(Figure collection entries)
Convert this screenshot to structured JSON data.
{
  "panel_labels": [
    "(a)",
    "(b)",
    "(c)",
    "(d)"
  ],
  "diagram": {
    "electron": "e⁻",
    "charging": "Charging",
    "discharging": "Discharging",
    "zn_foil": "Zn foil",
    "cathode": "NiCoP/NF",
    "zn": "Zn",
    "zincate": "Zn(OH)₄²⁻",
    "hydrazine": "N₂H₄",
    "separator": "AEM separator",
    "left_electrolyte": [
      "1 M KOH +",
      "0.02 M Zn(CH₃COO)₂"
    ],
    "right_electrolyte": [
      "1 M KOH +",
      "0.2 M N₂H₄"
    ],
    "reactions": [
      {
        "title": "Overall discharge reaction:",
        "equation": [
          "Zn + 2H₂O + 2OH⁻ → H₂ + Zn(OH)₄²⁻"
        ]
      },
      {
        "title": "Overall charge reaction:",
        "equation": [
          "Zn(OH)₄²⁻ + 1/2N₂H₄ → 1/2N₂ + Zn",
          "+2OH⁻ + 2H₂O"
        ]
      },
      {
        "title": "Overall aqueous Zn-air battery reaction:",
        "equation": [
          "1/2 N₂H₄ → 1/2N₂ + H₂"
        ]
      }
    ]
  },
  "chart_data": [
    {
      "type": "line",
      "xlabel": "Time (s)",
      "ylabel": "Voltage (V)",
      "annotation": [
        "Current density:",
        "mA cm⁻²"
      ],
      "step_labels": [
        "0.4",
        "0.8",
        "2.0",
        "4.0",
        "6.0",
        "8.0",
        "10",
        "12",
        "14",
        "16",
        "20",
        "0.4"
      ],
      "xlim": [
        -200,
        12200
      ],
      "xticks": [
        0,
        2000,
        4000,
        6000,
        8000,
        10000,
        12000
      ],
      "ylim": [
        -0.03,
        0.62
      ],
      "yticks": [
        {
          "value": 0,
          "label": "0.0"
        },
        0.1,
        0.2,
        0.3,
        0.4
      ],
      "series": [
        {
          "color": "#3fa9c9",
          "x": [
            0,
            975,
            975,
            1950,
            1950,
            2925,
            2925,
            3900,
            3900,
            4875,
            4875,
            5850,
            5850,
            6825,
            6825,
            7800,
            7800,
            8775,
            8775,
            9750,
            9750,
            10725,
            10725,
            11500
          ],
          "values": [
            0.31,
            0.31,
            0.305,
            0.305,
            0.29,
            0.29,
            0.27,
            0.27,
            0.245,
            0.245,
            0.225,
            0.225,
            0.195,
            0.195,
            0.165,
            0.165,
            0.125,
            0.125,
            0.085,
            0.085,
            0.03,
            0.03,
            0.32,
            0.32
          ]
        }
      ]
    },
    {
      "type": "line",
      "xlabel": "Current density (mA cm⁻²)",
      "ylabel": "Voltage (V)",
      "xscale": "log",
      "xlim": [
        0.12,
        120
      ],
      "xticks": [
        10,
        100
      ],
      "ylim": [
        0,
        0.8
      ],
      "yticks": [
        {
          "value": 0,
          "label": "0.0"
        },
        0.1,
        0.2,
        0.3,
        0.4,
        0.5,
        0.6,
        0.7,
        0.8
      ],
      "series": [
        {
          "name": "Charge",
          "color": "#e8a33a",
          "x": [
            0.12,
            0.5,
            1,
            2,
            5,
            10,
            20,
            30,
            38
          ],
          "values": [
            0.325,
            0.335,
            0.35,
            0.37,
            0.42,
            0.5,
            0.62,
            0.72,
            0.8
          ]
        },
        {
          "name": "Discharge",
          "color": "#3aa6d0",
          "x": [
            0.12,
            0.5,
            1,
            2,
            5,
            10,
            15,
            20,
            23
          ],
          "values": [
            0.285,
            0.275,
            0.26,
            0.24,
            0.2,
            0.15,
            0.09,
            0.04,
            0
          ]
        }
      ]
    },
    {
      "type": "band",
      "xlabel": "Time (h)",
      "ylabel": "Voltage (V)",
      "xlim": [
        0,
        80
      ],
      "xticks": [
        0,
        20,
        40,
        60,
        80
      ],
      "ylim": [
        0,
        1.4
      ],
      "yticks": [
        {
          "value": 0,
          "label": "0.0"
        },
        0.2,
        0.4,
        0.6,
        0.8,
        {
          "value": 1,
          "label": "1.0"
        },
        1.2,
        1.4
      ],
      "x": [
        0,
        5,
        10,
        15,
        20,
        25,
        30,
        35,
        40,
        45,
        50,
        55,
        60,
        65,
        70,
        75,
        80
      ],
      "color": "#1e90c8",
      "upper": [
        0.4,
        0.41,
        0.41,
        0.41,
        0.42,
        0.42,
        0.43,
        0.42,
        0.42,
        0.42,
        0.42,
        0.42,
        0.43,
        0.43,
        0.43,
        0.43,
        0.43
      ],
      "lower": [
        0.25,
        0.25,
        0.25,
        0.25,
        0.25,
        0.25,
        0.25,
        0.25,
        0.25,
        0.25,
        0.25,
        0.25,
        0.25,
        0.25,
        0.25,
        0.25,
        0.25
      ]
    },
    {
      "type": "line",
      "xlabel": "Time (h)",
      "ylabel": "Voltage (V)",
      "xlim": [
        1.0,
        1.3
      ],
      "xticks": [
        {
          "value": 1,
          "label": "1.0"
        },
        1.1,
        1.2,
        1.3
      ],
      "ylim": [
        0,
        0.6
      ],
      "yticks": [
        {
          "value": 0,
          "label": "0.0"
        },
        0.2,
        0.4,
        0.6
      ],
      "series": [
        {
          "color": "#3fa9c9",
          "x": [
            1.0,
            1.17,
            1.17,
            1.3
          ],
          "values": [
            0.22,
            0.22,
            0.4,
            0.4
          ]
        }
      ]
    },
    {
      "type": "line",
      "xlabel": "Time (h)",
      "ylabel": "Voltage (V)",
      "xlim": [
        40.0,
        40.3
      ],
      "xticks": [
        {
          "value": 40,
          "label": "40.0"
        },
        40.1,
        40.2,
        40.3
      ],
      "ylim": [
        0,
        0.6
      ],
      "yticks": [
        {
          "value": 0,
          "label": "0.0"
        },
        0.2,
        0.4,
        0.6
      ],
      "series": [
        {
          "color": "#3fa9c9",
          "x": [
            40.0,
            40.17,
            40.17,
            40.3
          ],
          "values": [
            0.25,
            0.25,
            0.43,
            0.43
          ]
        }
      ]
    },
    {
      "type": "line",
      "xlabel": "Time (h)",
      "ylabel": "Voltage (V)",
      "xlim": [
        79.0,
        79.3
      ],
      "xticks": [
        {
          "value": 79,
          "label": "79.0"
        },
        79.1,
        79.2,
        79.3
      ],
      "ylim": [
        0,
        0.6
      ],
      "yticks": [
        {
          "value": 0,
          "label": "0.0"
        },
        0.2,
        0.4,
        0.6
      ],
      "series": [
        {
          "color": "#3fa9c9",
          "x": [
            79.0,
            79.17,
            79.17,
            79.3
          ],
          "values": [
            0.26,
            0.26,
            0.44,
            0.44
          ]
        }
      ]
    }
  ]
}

> [Goal]:
Copy every line exactly. Leave nothing out.

> [Finished answer]:
Convert this screenshot to structured JSON data.
{
  "panel_labels": [
    "(a)",
    "(b)",
    "(c)",
    "(d)"
  ],
  "diagram": {
    "electron": "e⁻",
    "charging": "Charging",
    "discharging": "Discharging",
    "zn_foil": "Zn foil",
    "cathode": "NiCoP/NF",
    "zn": "Zn",
    "zincate": "Zn(OH)₄²⁻",
    "hydrazine": "N₂H₄",
    "separator": "AEM separator",
    "left_electrolyte": [
      "1 M KOH +",
      "0.02 M Zn(CH₃COO)₂"
    ],
    "right_electrolyte": [
      "1 M KOH +",
      "0.2 M N₂H₄"
    ],
    "reactions": [
      {
        "title": "Overall discharge reaction:",
        "equation": [
          "Zn + 2H₂O + 2OH⁻ → H₂ + Zn(OH)₄²⁻"
        ]
      },
      {
        "title": "Overall charge reaction:",
        "equation": [
          "Zn(OH)₄²⁻ + 1/2N₂H₄ → 1/2N₂ + Zn",
          "+2OH⁻ + 2H₂O"
        ]
      },
      {
        "title": "Overall aqueous Zn-air battery reaction:",
        "equation": [
          "1/2 N₂H₄ → 1/2N₂ + H₂"
        ]
      }
    ]
  },
  "chart_data": [
    {
      "type": "line",
      "xlabel": "Time (s)",
      "ylabel": "Voltage (V)",
      "annotation": [
        "Current density:",
        "mA cm⁻²"
      ],
      "step_labels": [
        "0.4",
        "0.8",
        "2.0",
        "4.0",
        "6.0",
        "8.0",
        "10",
        "12",
        "14",
        "16",
        "20",
        "0.4"
      ],
      "xlim": [
        -200,
        12200
      ],
      "xticks": [
        0,
        2000,
        4000,
        6000,
        8000,
        10000,
        12000
      ],
      "ylim": [
        -0.03,
        0.62
      ],
      "yticks": [
        {
          "value": 0,
          "label": "0.0"
        },
        0.1,
        0.2,
        0.3,
        0.4
      ],
      "series": [
        {
          "color": "#3fa9c9",
          "x": [
            0,
            975,
            975,
            1950,
            1950,
            2925,
            2925,
            3900,
            3900,
            4875,
            4875,
            5850,
            5850,
            6825,
            6825,
            7800,
            7800,
            8775,
            8775,
            9750,
            9750,
            10725,
            10725,
            11500
          ],
          "values": [
            0.31,
            0.31,
            0.305,
            0.305,
            0.29,
            0.29,
            0.27,
            0.27,
            0.245,
            0.245,
            0.225,
            0.225,
            0.195,
            0.195,
            0.165,
            0.165,
            0.125,
            0.125,
            0.085,
            0.085,
            0.03,
            0.03,
            0.32,
            0.32
          ]
        }
      ]
    },
    {
      "type": "line",
      "xlabel": "Current density (mA cm⁻²)",
      "ylabel": "Voltage (V)",
      "xscale": "log",
      "xlim": [
        0.12,
        120
      ],
      "xticks": [
        10,
        100
      ],
      "ylim": [
        0,
        0.8
      ],
      "yticks": [
        {
          "value": 0,
          "label": "0.0"
        },
        0.1,
        0.2,
        0.3,
        0.4,
        0.5,
        0.6,
        0.7,
        0.8
      ],
      "series": [
        {
          "name": "Charge",
          "color": "#e8a33a",
          "x": [
            0.12,
            0.5,
            1,
            2,
            5,
            10,
            20,
            30,
            38
          ],
          "values": [
            0.325,
            0.335,
            0.35,
            0.37,
            0.42,
            0.5,
            0.62,
            0.72,
            0.8
          ]
        },
        {
          "name": "Discharge",
          "color": "#3aa6d0",
          "x": [
            0.12,
            0.5,
            1,
            2,
            5,
            10,
            15,
            20,
            23
          ],
          "values": [
            0.285,
            0.275,
            0.26,
            0.24,
            0.2,
            0.15,
            0.09,
            0.04,
            0
          ]
        }
      ]
    },
    {
      "type": "band",
      "xlabel": "Time (h)",
      "ylabel": "Voltage (V)",
      "xlim": [
        0,
        80
      ],
      "xticks": [
        0,
        20,
        40,
        60,
        80
      ],
      "ylim": [
        0,
        1.4
      ],
      "yticks": [
        {
          "value": 0,
          "label": "0.0"
        },
        0.2,
        0.4,
        0.6,
        0.8,
        {
          "value": 1,
          "label": "1.0"
        },
        1.2,
        1.4
      ],
      "x": [
        0,
        5,
        10,
        15,
        20,
        25,
        30,
        35,
        40,
        45,
        50,
        55,
        60,
        65,
        70,
        75,
        80
      ],
      "color": "#1e90c8",
      "upper": [
        0.4,
        0.41,
        0.41,
        0.41,
        0.42,
        0.42,
        0.43,
        0.42,
        0.42,
        0.42,
        0.42,
        0.42,
        0.43,
        0.43,
        0.43,
        0.43,
        0.43
      ],
      "lower": [
        0.25,
        0.25,
        0.25,
        0.25,
        0.25,
        0.25,
        0.25,
        0.25,
        0.25,
        0.25,
        0.25,
        0.25,
        0.25,
        0.25,
        0.25,
        0.25,
        0.25
      ]
    },
    {
      "type": "line",
      "xlabel": "Time (h)",
      "ylabel": "Voltage (V)",
      "xlim": [
        1.0,
        1.3
      ],
      "xticks": [
        {
          "value": 1,
          "label": "1.0"
        },
        1.1,
        1.2,
        1.3
      ],
      "ylim": [
        0,
        0.6
      ],
      "yticks": [
        {
          "value": 0,
          "label": "0.0"
        },
        0.2,
        0.4,
        0.6
      ],
      "series": [
        {
          "color": "#3fa9c9",
          "x": [
            1.0,
            1.17,
            1.17,
            1.3
          ],
          "values": [
            0.22,
            0.22,
            0.4,
            0.4
          ]
        }
      ]
    },
    {
      "type": "line",
      "xlabel": "Time (h)",
      "ylabel": "Voltage (V)",
      "xlim": [
        40.0,
        40.3
      ],
      "xticks": [
        {
          "value": 40,
          "label": "40.0"
        },
        40.1,
        40.2,
        40.3
      ],
      "ylim": [
        0,
        0.6
      ],
      "yticks": [
        {
          "value": 0,
          "label": "0.0"
        },
        0.2,
        0.4,
        0.6
      ],
      "series": [
        {
          "color": "#3fa9c9",
          "x": [
            40.0,
            40.17,
            40.17,
            40.3
          ],
          "values": [
            0.25,
            0.25,
            0.43,
            0.43
          ]
        }
      ]
    },
    {
      "type": "line",
      "xlabel": "Time (h)",
      "ylabel": "Voltage (V)",
      "xlim": [
        79.0,
        79.3
      ],
      "xticks": [
        {
          "value": 79,
          "label": "79.0"
        },
        79.1,
        79.2,
        79.3
      ],
      "ylim": [
        0,
        0.6
      ],
      "yticks": [
        {
          "value": 0,
          "label": "0.0"
        },
        0.2,
        0.4,
        0.6
      ],
      "series": [
        {
          "color": "#3fa9c9",
          "x": [
            79.0,
            79.17,
            79.17,
            79.3
          ],
          "values": [
            0.26,
            0.26,
            0.44,
            0.44
          ]
        }
      ]
    }
  ]
}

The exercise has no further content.